**PROBLEM DESCRIPTION:** Extract the lines that hold the string "like".

[Saved entries]

◆ ◆ ◆ ◆ ◆ ◆ ◆

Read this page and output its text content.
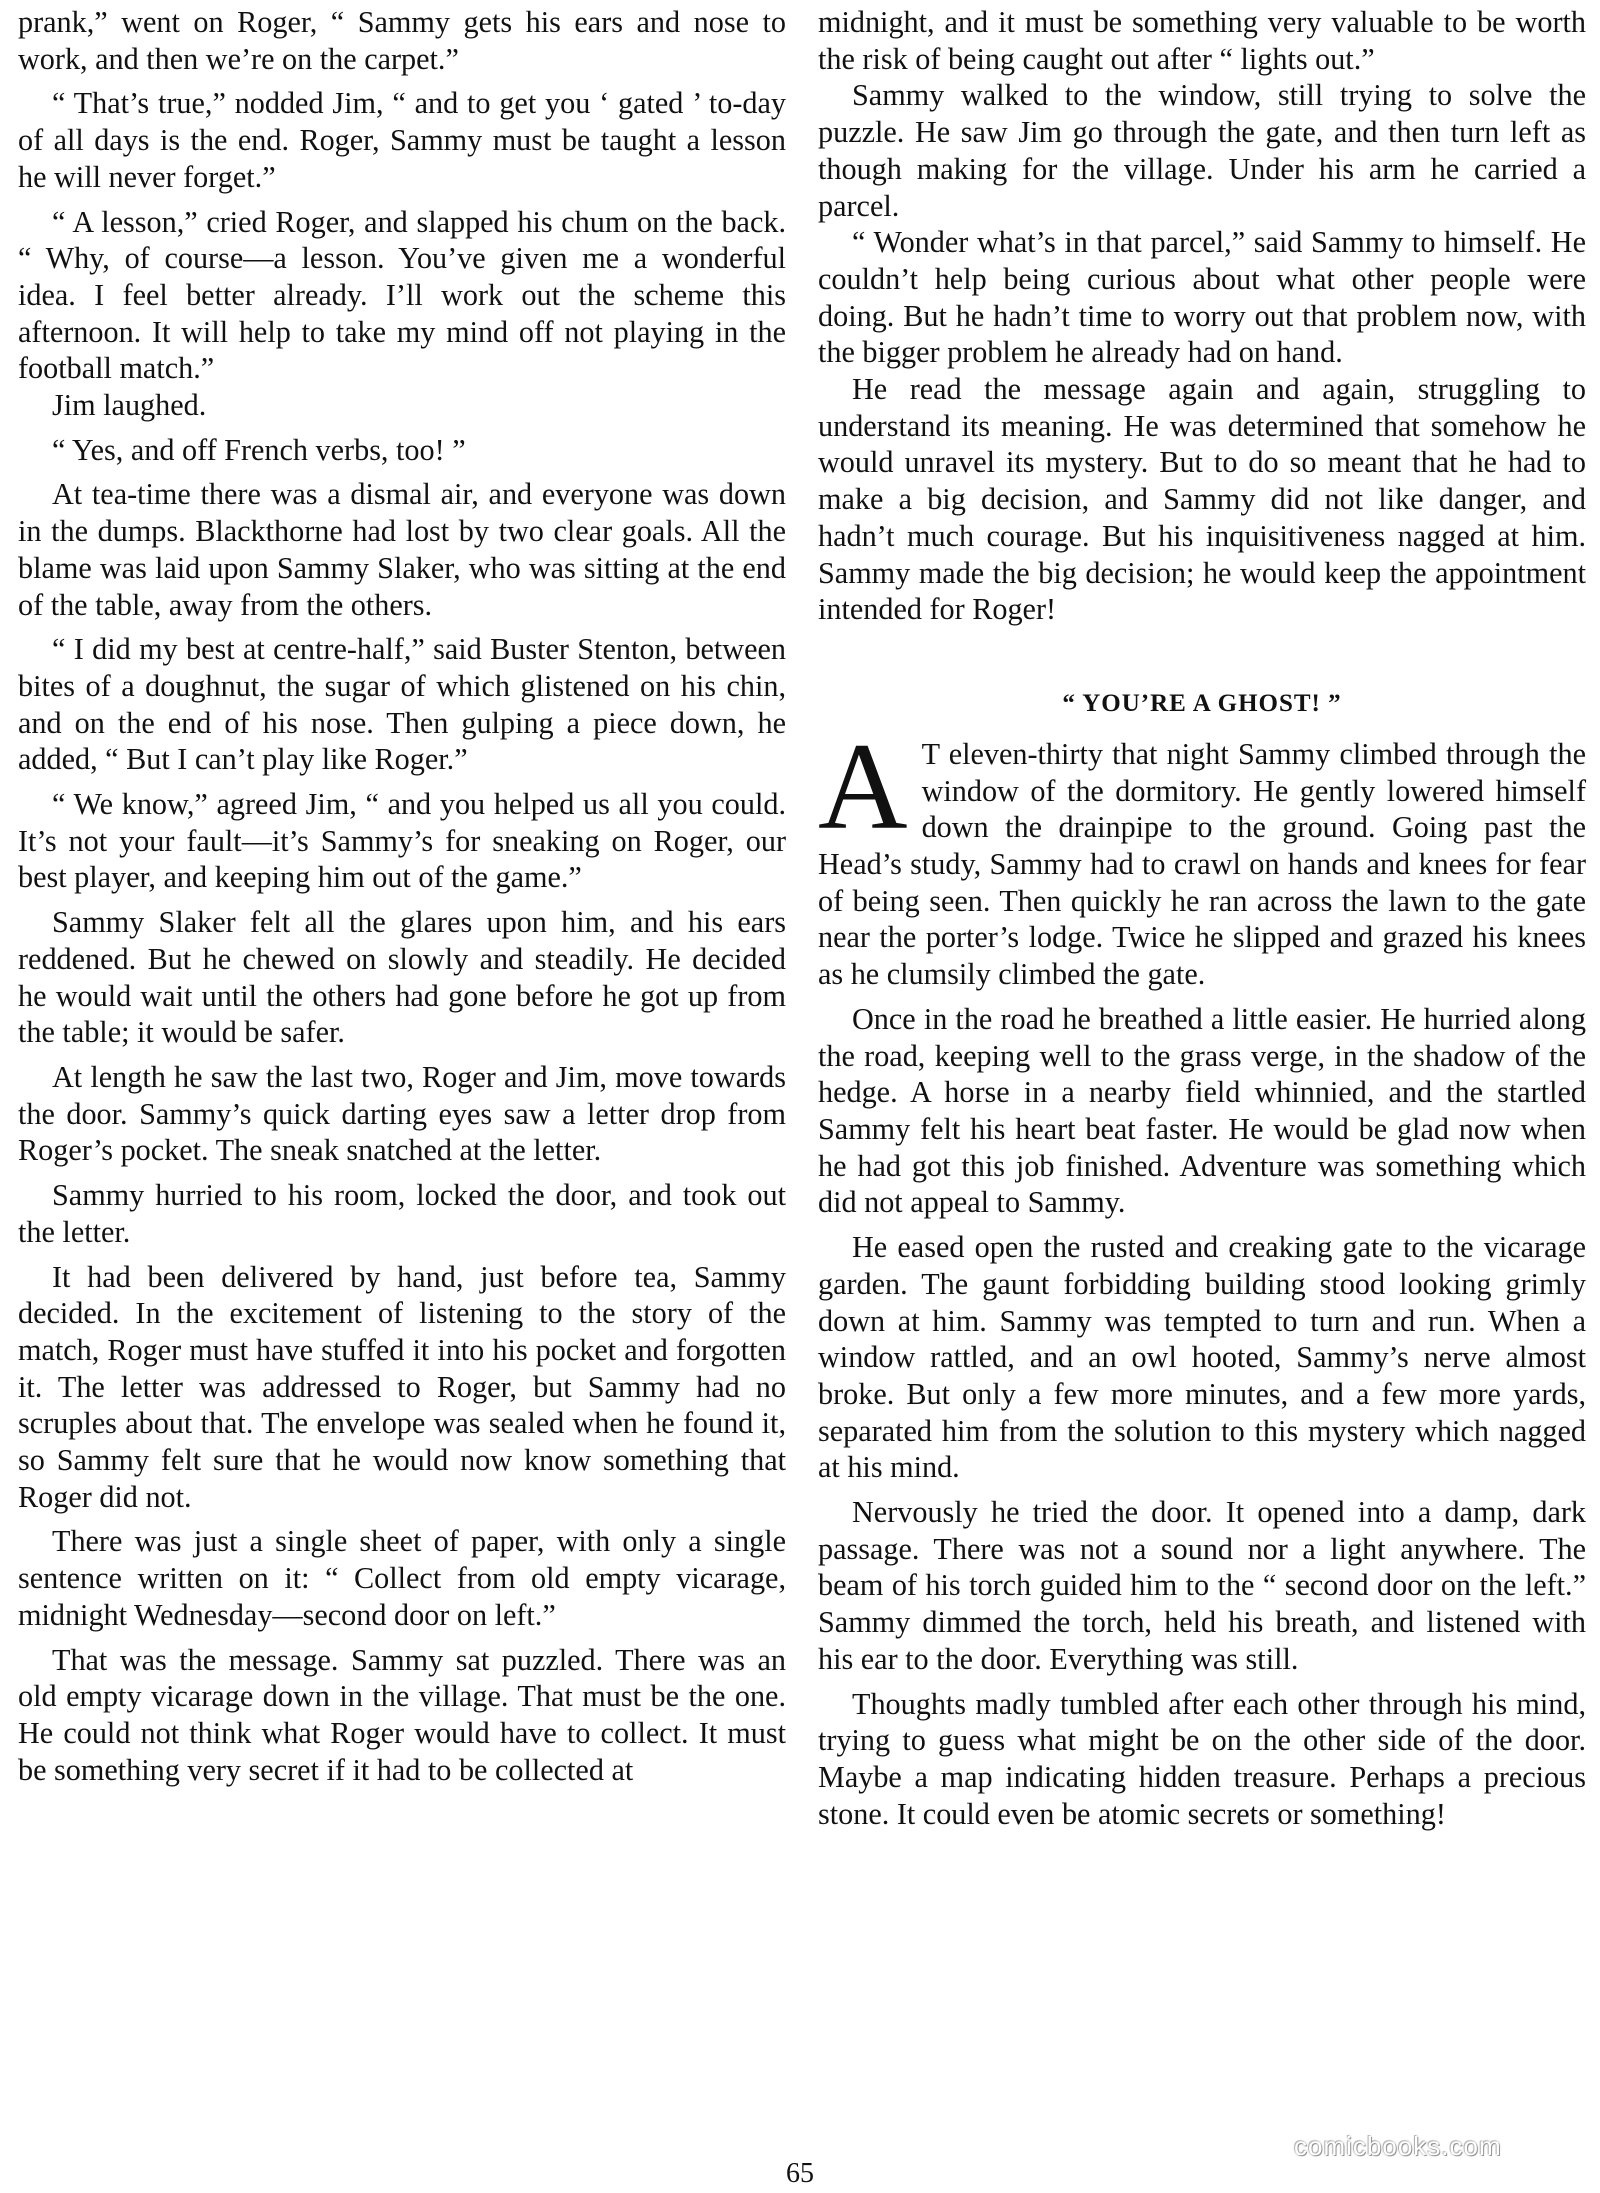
prank,” went on Roger, “ Sammy gets his ears and nose to work, and then we’re on the carpet.”

“ That’s true,” nodded Jim, “ and to get you ‘ gated ’ to-day of all days is the end. Roger, Sammy must be taught a lesson he will never forget.”

“ A lesson,” cried Roger, and slapped his chum on the back. “ Why, of course—a lesson. You’ve given me a wonderful idea. I feel better already. I’ll work out the scheme this afternoon. It will help to take my mind off not playing in the football match.”

Jim laughed.

“ Yes, and off French verbs, too! ”

At tea-time there was a dismal air, and everyone was down in the dumps. Blackthorne had lost by two clear goals. All the blame was laid upon Sammy Slaker, who was sitting at the end of the table, away from the others.

“ I did my best at centre-half,” said Buster Stenton, between bites of a doughnut, the sugar of which glistened on his chin, and on the end of his nose. Then gulping a piece down, he added, “ But I can’t play like Roger.”

“ We know,” agreed Jim, “ and you helped us all you could. It’s not your fault—it’s Sammy’s for sneaking on Roger, our best player, and keeping him out of the game.”

Sammy Slaker felt all the glares upon him, and his ears reddened. But he chewed on slowly and steadily. He decided he would wait until the others had gone before he got up from the table; it would be safer.

At length he saw the last two, Roger and Jim, move towards the door. Sammy’s quick darting eyes saw a letter drop from Roger’s pocket. The sneak snatched at the letter.

Sammy hurried to his room, locked the door, and took out the letter.

It had been delivered by hand, just before tea, Sammy decided. In the excitement of listening to the story of the match, Roger must have stuffed it into his pocket and forgotten it. The letter was addressed to Roger, but Sammy had no scruples about that. The envelope was sealed when he found it, so Sammy felt sure that he would now know something that Roger did not.

There was just a single sheet of paper, with only a single sentence written on it: “ Collect from old empty vicarage, midnight Wednesday—second door on left.”

That was the message. Sammy sat puzzled. There was an old empty vicarage down in the village. That must be the one. He could not think what Roger would have to collect. It must be something very secret if it had to be collected at

midnight, and it must be something very valuable to be worth the risk of being caught out after “ lights out.”

Sammy walked to the window, still trying to solve the puzzle. He saw Jim go through the gate, and then turn left as though making for the village. Under his arm he carried a parcel.

“ Wonder what’s in that parcel,” said Sammy to himself. He couldn’t help being curious about what other people were doing. But he hadn’t time to worry out that problem now, with the bigger problem he already had on hand.

He read the message again and again, struggling to understand its meaning. He was determined that somehow he would unravel its mystery. But to do so meant that he had to make a big decision, and Sammy did not like danger, and hadn’t much courage. But his inquisitiveness nagged at him. Sammy made the big decision; he would keep the appointment intended for Roger!

“ YOU’RE A GHOST! ”

A T eleven-thirty that night Sammy climbed through the window of the dormitory. He gently lowered himself down the drainpipe to the ground. Going past the Head’s study, Sammy had to crawl on hands and knees for fear of being seen. Then quickly he ran across the lawn to the gate near the porter’s lodge. Twice he slipped and grazed his knees as he clumsily climbed the gate.

Once in the road he breathed a little easier. He hurried along the road, keeping well to the grass verge, in the shadow of the hedge. A horse in a nearby field whinnied, and the startled Sammy felt his heart beat faster. He would be glad now when he had got this job finished. Adventure was something which did not appeal to Sammy.

He eased open the rusted and creaking gate to the vicarage garden. The gaunt forbidding building stood looking grimly down at him. Sammy was tempted to turn and run. When a window rattled, and an owl hooted, Sammy’s nerve almost broke. But only a few more minutes, and a few more yards, separated him from the solution to this mystery which nagged at his mind.

Nervously he tried the door. It opened into a damp, dark passage. There was not a sound nor a light anywhere. The beam of his torch guided him to the “ second door on the left.” Sammy dimmed the torch, held his breath, and listened with his ear to the door. Everything was still.

Thoughts madly tumbled after each other through his mind, trying to guess what might be on the other side of the door. Maybe a map indicating hidden treasure. Perhaps a precious stone. It could even be atomic secrets or something!

comicbooks.com
65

◆ ◆ ◆ ◆ ◆ ◆ ◆

**SOLVED PROBLEM:**
“ I did my best at centre-half,” said Buster Stenton, between bites of a doughnut, the sugar of which glistened on his chin, and on the end of his nose. Then gulping a piece down, he added, “ But I can’t play like Roger.”
He read the message again and again, struggling to understand its meaning. He was determined that somehow he would unravel its mystery. But to do so meant that he had to make a big decision, and Sammy did not like danger, and hadn’t much courage. But his inquisitiveness nagged at him. Sammy made the big decision; he would keep the appointment intended for Roger!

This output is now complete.